=== The exercise ===
Emit the data below verbatim, stripping out any pictures.

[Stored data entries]
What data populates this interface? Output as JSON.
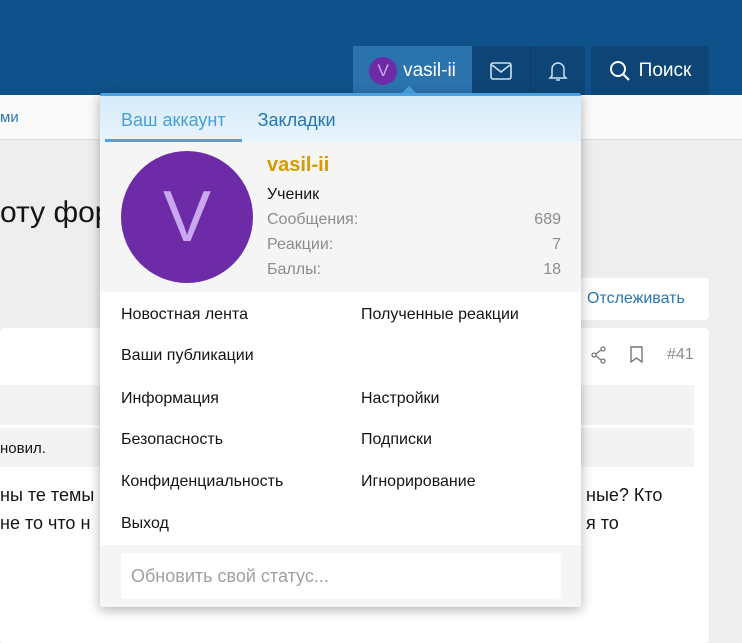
{
  "header": {
    "username": "vasil-ii",
    "avatar_letter": "V",
    "search_label": "Поиск"
  },
  "nav": {
    "partial": "ми"
  },
  "page": {
    "title_partial": "оту фор",
    "follow": "Отслеживать",
    "post_number": "#41",
    "notice_partial": "новил.",
    "body_line1_left": "ны те темы",
    "body_line1_right": "ные? Кто",
    "body_line2_left": "не то что н",
    "body_line2_right": "я то"
  },
  "popup": {
    "tabs": [
      "Ваш аккаунт",
      "Закладки"
    ],
    "username": "vasil-ii",
    "avatar_letter": "V",
    "user_title": "Ученик",
    "stats": [
      {
        "label": "Сообщения:",
        "value": "689"
      },
      {
        "label": "Реакции:",
        "value": "7"
      },
      {
        "label": "Баллы:",
        "value": "18"
      }
    ],
    "links_left": [
      "Новостная лента",
      "Ваши публикации",
      "Информация",
      "Безопасность",
      "Конфиденциальность",
      "Выход"
    ],
    "links_right": [
      "Полученные реакции",
      "",
      "Настройки",
      "Подписки",
      "Игнорирование",
      ""
    ],
    "status_placeholder": "Обновить свой статус..."
  },
  "colors": {
    "header": "#0f5289",
    "accent": "#2577b1",
    "username": "#d59b00",
    "avatar": "#6e2ba8"
  }
}
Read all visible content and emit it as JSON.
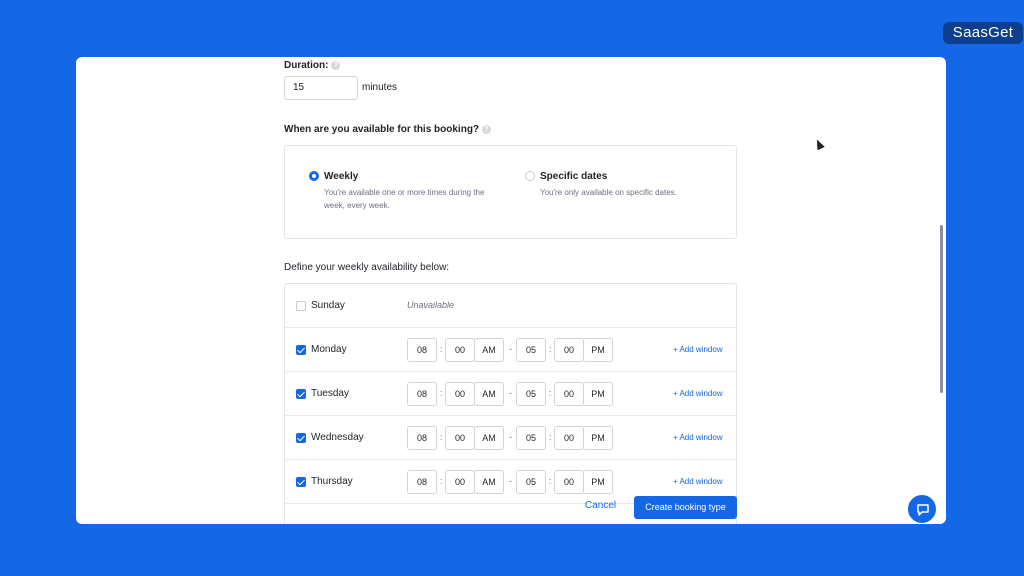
{
  "watermark": "SaasGet",
  "form": {
    "duration_label": "Duration:",
    "duration_value": "15",
    "duration_unit": "minutes",
    "availability_question": "When are you available for this booking?",
    "options": [
      {
        "title": "Weekly",
        "desc": "You're available one or more times during the week, every week.",
        "selected": true
      },
      {
        "title": "Specific dates",
        "desc": "You're only available on specific dates.",
        "selected": false
      }
    ],
    "weekly_label": "Define your weekly availability below:",
    "unavailable_text": "Unavailable",
    "add_window": "+ Add window",
    "days": [
      {
        "name": "Sunday",
        "checked": false
      },
      {
        "name": "Monday",
        "checked": true,
        "start_h": "08",
        "start_m": "00",
        "start_ampm": "AM",
        "end_h": "05",
        "end_m": "00",
        "end_ampm": "PM"
      },
      {
        "name": "Tuesday",
        "checked": true,
        "start_h": "08",
        "start_m": "00",
        "start_ampm": "AM",
        "end_h": "05",
        "end_m": "00",
        "end_ampm": "PM"
      },
      {
        "name": "Wednesday",
        "checked": true,
        "start_h": "08",
        "start_m": "00",
        "start_ampm": "AM",
        "end_h": "05",
        "end_m": "00",
        "end_ampm": "PM"
      },
      {
        "name": "Thursday",
        "checked": true,
        "start_h": "08",
        "start_m": "00",
        "start_ampm": "AM",
        "end_h": "05",
        "end_m": "00",
        "end_ampm": "PM"
      }
    ],
    "time_colon": ":",
    "time_dash": "-"
  },
  "footer": {
    "cancel_label": "Cancel",
    "create_label": "Create booking type"
  },
  "icons": {
    "help": "help-circle-icon",
    "chat": "chat-bubble-icon"
  },
  "colors": {
    "accent": "#1467e5",
    "background": "#1467e5"
  }
}
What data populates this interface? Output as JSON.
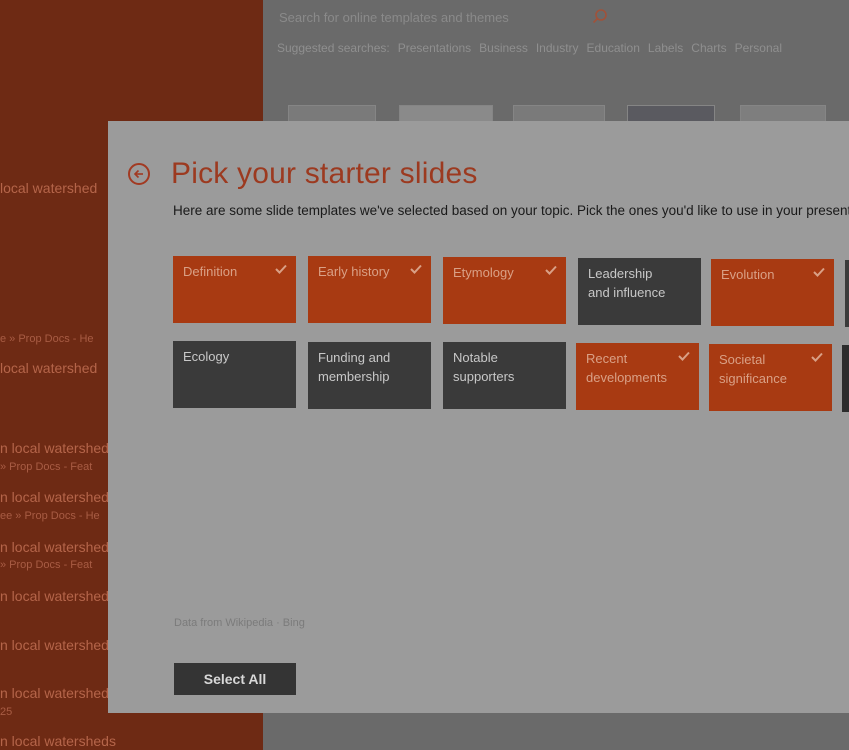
{
  "recent": {
    "items": [
      {
        "title": "local watershed",
        "path": ""
      },
      {
        "title": "local watershed",
        "path": "e » Prop Docs - He"
      },
      {
        "title": "n local watershed",
        "path": "» Prop Docs - Feat"
      },
      {
        "title": "n local watershed",
        "path": "ee » Prop Docs - He"
      },
      {
        "title": "n local watershed",
        "path": "» Prop Docs - Feat"
      },
      {
        "title": "n local watershed",
        "path": ""
      },
      {
        "title": "n local watershed",
        "path": ""
      },
      {
        "title": "n local watershed",
        "path": "25"
      },
      {
        "title": "n local watersheds",
        "path": ""
      }
    ]
  },
  "search": {
    "placeholder": "Search for online templates and themes",
    "suggested_label": "Suggested searches:",
    "suggestions": [
      "Presentations",
      "Business",
      "Industry",
      "Education",
      "Labels",
      "Charts",
      "Personal"
    ]
  },
  "dialog": {
    "title": "Pick your starter slides",
    "description": "Here are some slide templates we've selected based on your topic. Pick the ones you'd like to use in your presentation.",
    "tiles": [
      {
        "label": "Definition",
        "selected": true
      },
      {
        "label": "Early history",
        "selected": true
      },
      {
        "label": "Etymology",
        "selected": true
      },
      {
        "label": "Leadership and influence",
        "selected": false
      },
      {
        "label": "Evolution",
        "selected": true
      },
      {
        "label": "Ecology",
        "selected": false
      },
      {
        "label": "Funding and membership",
        "selected": false
      },
      {
        "label": "Notable supporters",
        "selected": false
      },
      {
        "label": "Recent developments",
        "selected": true
      },
      {
        "label": "Societal significance",
        "selected": true
      }
    ],
    "attribution": "Data from Wikipedia · Bing",
    "select_all_label": "Select All"
  },
  "colors": {
    "selected_tile": "#a83a12",
    "unselected_tile": "#3a3a3a",
    "accent": "#9c3a20"
  },
  "icons": {
    "back": "back-arrow-circle-icon",
    "search": "search-icon",
    "check": "checkmark-icon"
  }
}
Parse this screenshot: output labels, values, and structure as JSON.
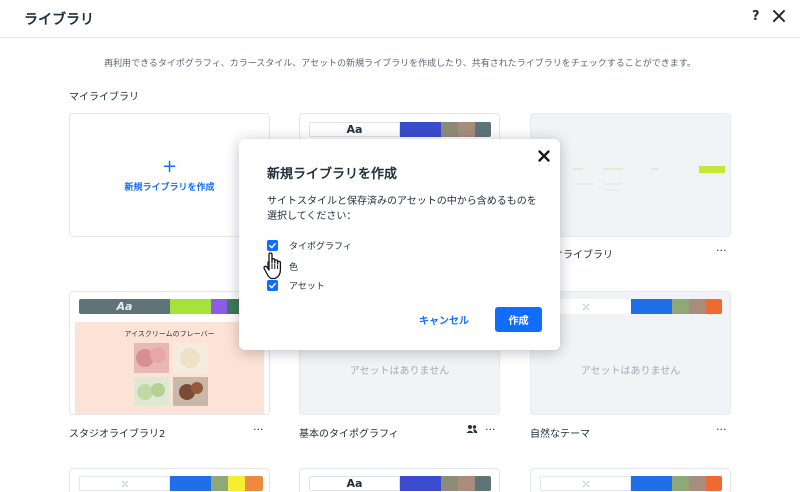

=== Task output ===
What data populates this interface? Output as JSON.
{
  "header": {
    "username": "vasil-ii",
    "avatar_letter": "V",
    "search_label": "Поиск"
  },
  "nav": {
    "partial": "ми"
  },
  "page": {
    "title_partial": "оту фор",
    "follow": "Отслеживать",
    "post_number": "#41",
    "notice_partial": "новил.",
    "body_line1_left": "ны те темы",
    "body_line1_right": "ные? Кто",
    "body_line2_left": "не то что н",
    "body_line2_right": "я то"
  },
  "popup": {
    "tabs": [
      "Ваш аккаунт",
      "Закладки"
    ],
    "username": "vasil-ii",
    "avatar_letter": "V",
    "user_title": "Ученик",
    "stats": [
      {
        "label": "Сообщения:",
        "value": "689"
      },
      {
        "label": "Реакции:",
        "value": "7"
      },
      {
        "label": "Баллы:",
        "value": "18"
      }
    ],
    "links_left": [
      "Новостная лента",
      "Ваши публикации",
      "Информация",
      "Безопасность",
      "Конфиденциальность",
      "Выход"
    ],
    "links_right": [
      "Полученные реакции",
      "",
      "Настройки",
      "Подписки",
      "Игнорирование",
      ""
    ],
    "status_placeholder": "Обновить свой статус..."
  },
  "colors": {
    "header": "#0f5289",
    "accent": "#2577b1",
    "username": "#d59b00",
    "avatar": "#6e2ba8"
  }
}
Read all visible content and emit it as JSON.
{
  "watermark": "SaasGet",
  "form": {
    "duration_label": "Duration:",
    "duration_value": "15",
    "duration_unit": "minutes",
    "availability_question": "When are you available for this booking?",
    "options": [
      {
        "title": "Weekly",
        "desc": "You're available one or more times during the week, every week.",
        "selected": true
      },
      {
        "title": "Specific dates",
        "desc": "You're only available on specific dates.",
        "selected": false
      }
    ],
    "weekly_label": "Define your weekly availability below:",
    "unavailable_text": "Unavailable",
    "add_window": "+ Add window",
    "days": [
      {
        "name": "Sunday",
        "checked": false
      },
      {
        "name": "Monday",
        "checked": true,
        "start_h": "08",
        "start_m": "00",
        "start_ampm": "AM",
        "end_h": "05",
        "end_m": "00",
        "end_ampm": "PM"
      },
      {
        "name": "Tuesday",
        "checked": true,
        "start_h": "08",
        "start_m": "00",
        "start_ampm": "AM",
        "end_h": "05",
        "end_m": "00",
        "end_ampm": "PM"
      },
      {
        "name": "Wednesday",
        "checked": true,
        "start_h": "08",
        "start_m": "00",
        "start_ampm": "AM",
        "end_h": "05",
        "end_m": "00",
        "end_ampm": "PM"
      },
      {
        "name": "Thursday",
        "checked": true,
        "start_h": "08",
        "start_m": "00",
        "start_ampm": "AM",
        "end_h": "05",
        "end_m": "00",
        "end_ampm": "PM"
      }
    ],
    "time_colon": ":",
    "time_dash": "-"
  },
  "footer": {
    "cancel_label": "Cancel",
    "create_label": "Create booking type"
  },
  "icons": {
    "help": "help-circle-icon",
    "chat": "chat-bubble-icon"
  },
  "colors": {
    "accent": "#1467e5",
    "background": "#1467e5"
  }
}
What data populates this interface? Output as JSON.
{
  "recent": {
    "items": [
      {
        "title": "local watershed",
        "path": ""
      },
      {
        "title": "local watershed",
        "path": "e » Prop Docs - He"
      },
      {
        "title": "n local watershed",
        "path": "» Prop Docs - Feat"
      },
      {
        "title": "n local watershed",
        "path": "ee » Prop Docs - He"
      },
      {
        "title": "n local watershed",
        "path": "» Prop Docs - Feat"
      },
      {
        "title": "n local watershed",
        "path": ""
      },
      {
        "title": "n local watershed",
        "path": ""
      },
      {
        "title": "n local watershed",
        "path": "25"
      },
      {
        "title": "n local watersheds",
        "path": ""
      }
    ]
  },
  "search": {
    "placeholder": "Search for online templates and themes",
    "suggested_label": "Suggested searches:",
    "suggestions": [
      "Presentations",
      "Business",
      "Industry",
      "Education",
      "Labels",
      "Charts",
      "Personal"
    ]
  },
  "dialog": {
    "title": "Pick your starter slides",
    "description": "Here are some slide templates we've selected based on your topic. Pick the ones you'd like to use in your presentation.",
    "tiles": [
      {
        "label": "Definition",
        "selected": true
      },
      {
        "label": "Early history",
        "selected": true
      },
      {
        "label": "Etymology",
        "selected": true
      },
      {
        "label": "Leadership and influence",
        "selected": false
      },
      {
        "label": "Evolution",
        "selected": true
      },
      {
        "label": "Ecology",
        "selected": false
      },
      {
        "label": "Funding and membership",
        "selected": false
      },
      {
        "label": "Notable supporters",
        "selected": false
      },
      {
        "label": "Recent developments",
        "selected": true
      },
      {
        "label": "Societal significance",
        "selected": true
      }
    ],
    "attribution": "Data from Wikipedia · Bing",
    "select_all_label": "Select All"
  },
  "colors": {
    "selected_tile": "#a83a12",
    "unselected_tile": "#3a3a3a",
    "accent": "#9c3a20"
  },
  "icons": {
    "back": "back-arrow-circle-icon",
    "search": "search-icon",
    "check": "checkmark-icon"
  }
}
Parse this screenshot: output labels, values, and structure as JSON.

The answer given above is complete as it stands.